▶ PROBLEM DETAILS:
Reproduce every entry in the listing without alteration.
═══ SUPPLIED DATA ═══
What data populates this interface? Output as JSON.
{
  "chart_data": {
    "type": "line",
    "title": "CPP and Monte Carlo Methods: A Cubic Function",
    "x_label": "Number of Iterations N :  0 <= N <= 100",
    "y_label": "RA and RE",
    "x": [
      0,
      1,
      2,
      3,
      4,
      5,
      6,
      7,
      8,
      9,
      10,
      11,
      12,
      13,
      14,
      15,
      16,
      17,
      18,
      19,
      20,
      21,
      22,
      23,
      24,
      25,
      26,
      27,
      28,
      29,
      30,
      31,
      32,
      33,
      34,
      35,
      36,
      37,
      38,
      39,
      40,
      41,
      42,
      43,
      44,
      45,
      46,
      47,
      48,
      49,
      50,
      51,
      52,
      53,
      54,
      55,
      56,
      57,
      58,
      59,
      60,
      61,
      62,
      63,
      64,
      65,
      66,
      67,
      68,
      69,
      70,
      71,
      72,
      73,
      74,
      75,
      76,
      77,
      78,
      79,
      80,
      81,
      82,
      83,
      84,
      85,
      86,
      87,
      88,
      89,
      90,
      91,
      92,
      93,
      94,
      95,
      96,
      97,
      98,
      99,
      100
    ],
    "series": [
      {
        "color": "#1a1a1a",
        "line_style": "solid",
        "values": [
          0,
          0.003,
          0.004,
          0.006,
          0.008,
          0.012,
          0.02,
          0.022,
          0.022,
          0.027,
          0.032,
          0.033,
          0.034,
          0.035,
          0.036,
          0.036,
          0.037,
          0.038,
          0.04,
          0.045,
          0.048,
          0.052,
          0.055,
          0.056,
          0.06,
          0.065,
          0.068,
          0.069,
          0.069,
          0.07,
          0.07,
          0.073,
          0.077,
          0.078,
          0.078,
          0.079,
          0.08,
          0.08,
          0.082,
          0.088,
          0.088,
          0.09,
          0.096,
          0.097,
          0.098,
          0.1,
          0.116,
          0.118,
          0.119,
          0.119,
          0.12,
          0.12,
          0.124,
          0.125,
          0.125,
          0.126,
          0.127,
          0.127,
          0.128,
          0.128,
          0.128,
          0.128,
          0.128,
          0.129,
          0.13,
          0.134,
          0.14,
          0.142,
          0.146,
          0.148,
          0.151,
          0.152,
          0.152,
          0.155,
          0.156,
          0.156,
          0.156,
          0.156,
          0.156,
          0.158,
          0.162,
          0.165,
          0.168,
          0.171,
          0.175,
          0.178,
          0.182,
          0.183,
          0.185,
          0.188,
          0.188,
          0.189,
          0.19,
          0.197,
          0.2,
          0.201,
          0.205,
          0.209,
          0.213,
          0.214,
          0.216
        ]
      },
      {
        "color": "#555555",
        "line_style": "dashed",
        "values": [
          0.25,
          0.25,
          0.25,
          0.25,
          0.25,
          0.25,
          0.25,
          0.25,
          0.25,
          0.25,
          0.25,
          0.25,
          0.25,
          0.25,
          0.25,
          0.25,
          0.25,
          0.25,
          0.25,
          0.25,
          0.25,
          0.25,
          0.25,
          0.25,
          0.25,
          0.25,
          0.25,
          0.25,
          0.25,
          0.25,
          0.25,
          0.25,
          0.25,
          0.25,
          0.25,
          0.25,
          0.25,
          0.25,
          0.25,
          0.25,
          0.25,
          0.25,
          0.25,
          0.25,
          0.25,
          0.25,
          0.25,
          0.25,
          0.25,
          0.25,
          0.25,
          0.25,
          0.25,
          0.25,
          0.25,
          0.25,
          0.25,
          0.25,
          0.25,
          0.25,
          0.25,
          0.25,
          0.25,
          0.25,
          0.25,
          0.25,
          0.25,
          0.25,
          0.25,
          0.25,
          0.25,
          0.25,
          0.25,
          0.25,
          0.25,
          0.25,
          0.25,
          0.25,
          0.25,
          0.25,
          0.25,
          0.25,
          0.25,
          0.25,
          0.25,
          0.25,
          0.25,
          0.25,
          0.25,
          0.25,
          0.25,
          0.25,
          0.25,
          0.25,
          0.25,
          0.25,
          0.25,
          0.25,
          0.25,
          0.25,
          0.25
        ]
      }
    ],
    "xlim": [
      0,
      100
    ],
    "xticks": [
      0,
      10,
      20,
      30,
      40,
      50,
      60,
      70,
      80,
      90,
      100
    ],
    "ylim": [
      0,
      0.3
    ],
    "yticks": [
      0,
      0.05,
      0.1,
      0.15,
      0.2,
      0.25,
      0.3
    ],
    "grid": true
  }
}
═══
▶ SOLVED PROBLEM:
What data populates this interface? Output as JSON.
{
  "chart_data": {
    "type": "line",
    "title": "CPP and Monte Carlo Methods: A Cubic Function",
    "x_label": "Number of Iterations N :  0 <= N <= 100",
    "y_label": "RA and RE",
    "x": [
      0,
      1,
      2,
      3,
      4,
      5,
      6,
      7,
      8,
      9,
      10,
      11,
      12,
      13,
      14,
      15,
      16,
      17,
      18,
      19,
      20,
      21,
      22,
      23,
      24,
      25,
      26,
      27,
      28,
      29,
      30,
      31,
      32,
      33,
      34,
      35,
      36,
      37,
      38,
      39,
      40,
      41,
      42,
      43,
      44,
      45,
      46,
      47,
      48,
      49,
      50,
      51,
      52,
      53,
      54,
      55,
      56,
      57,
      58,
      59,
      60,
      61,
      62,
      63,
      64,
      65,
      66,
      67,
      68,
      69,
      70,
      71,
      72,
      73,
      74,
      75,
      76,
      77,
      78,
      79,
      80,
      81,
      82,
      83,
      84,
      85,
      86,
      87,
      88,
      89,
      90,
      91,
      92,
      93,
      94,
      95,
      96,
      97,
      98,
      99,
      100
    ],
    "series": [
      {
        "color": "#1a1a1a",
        "line_style": "solid",
        "values": [
          0,
          0.003,
          0.004,
          0.006,
          0.008,
          0.012,
          0.02,
          0.022,
          0.022,
          0.027,
          0.032,
          0.033,
          0.034,
          0.035,
          0.036,
          0.036,
          0.037,
          0.038,
          0.04,
          0.045,
          0.048,
          0.052,
          0.055,
          0.056,
          0.06,
          0.065,
          0.068,
          0.069,
          0.069,
          0.07,
          0.07,
          0.073,
          0.077,
          0.078,
          0.078,
          0.079,
          0.08,
          0.08,
          0.082,
          0.088,
          0.088,
          0.09,
          0.096,
          0.097,
          0.098,
          0.1,
          0.116,
          0.118,
          0.119,
          0.119,
          0.12,
          0.12,
          0.124,
          0.125,
          0.125,
          0.126,
          0.127,
          0.127,
          0.128,
          0.128,
          0.128,
          0.128,
          0.128,
          0.129,
          0.13,
          0.134,
          0.14,
          0.142,
          0.146,
          0.148,
          0.151,
          0.152,
          0.152,
          0.155,
          0.156,
          0.156,
          0.156,
          0.156,
          0.156,
          0.158,
          0.162,
          0.165,
          0.168,
          0.171,
          0.175,
          0.178,
          0.182,
          0.183,
          0.185,
          0.188,
          0.188,
          0.189,
          0.19,
          0.197,
          0.2,
          0.201,
          0.205,
          0.209,
          0.213,
          0.214,
          0.216
        ]
      },
      {
        "color": "#555555",
        "line_style": "dashed",
        "values": [
          0.25,
          0.25,
          0.25,
          0.25,
          0.25,
          0.25,
          0.25,
          0.25,
          0.25,
          0.25,
          0.25,
          0.25,
          0.25,
          0.25,
          0.25,
          0.25,
          0.25,
          0.25,
          0.25,
          0.25,
          0.25,
          0.25,
          0.25,
          0.25,
          0.25,
          0.25,
          0.25,
          0.25,
          0.25,
          0.25,
          0.25,
          0.25,
          0.25,
          0.25,
          0.25,
          0.25,
          0.25,
          0.25,
          0.25,
          0.25,
          0.25,
          0.25,
          0.25,
          0.25,
          0.25,
          0.25,
          0.25,
          0.25,
          0.25,
          0.25,
          0.25,
          0.25,
          0.25,
          0.25,
          0.25,
          0.25,
          0.25,
          0.25,
          0.25,
          0.25,
          0.25,
          0.25,
          0.25,
          0.25,
          0.25,
          0.25,
          0.25,
          0.25,
          0.25,
          0.25,
          0.25,
          0.25,
          0.25,
          0.25,
          0.25,
          0.25,
          0.25,
          0.25,
          0.25,
          0.25,
          0.25,
          0.25,
          0.25,
          0.25,
          0.25,
          0.25,
          0.25,
          0.25,
          0.25,
          0.25,
          0.25,
          0.25,
          0.25,
          0.25,
          0.25,
          0.25,
          0.25,
          0.25,
          0.25,
          0.25,
          0.25
        ]
      }
    ],
    "xlim": [
      0,
      100
    ],
    "xticks": [
      0,
      10,
      20,
      30,
      40,
      50,
      60,
      70,
      80,
      90,
      100
    ],
    "ylim": [
      0,
      0.3
    ],
    "yticks": [
      0,
      0.05,
      0.1,
      0.15,
      0.2,
      0.25,
      0.3
    ],
    "grid": true
  }
}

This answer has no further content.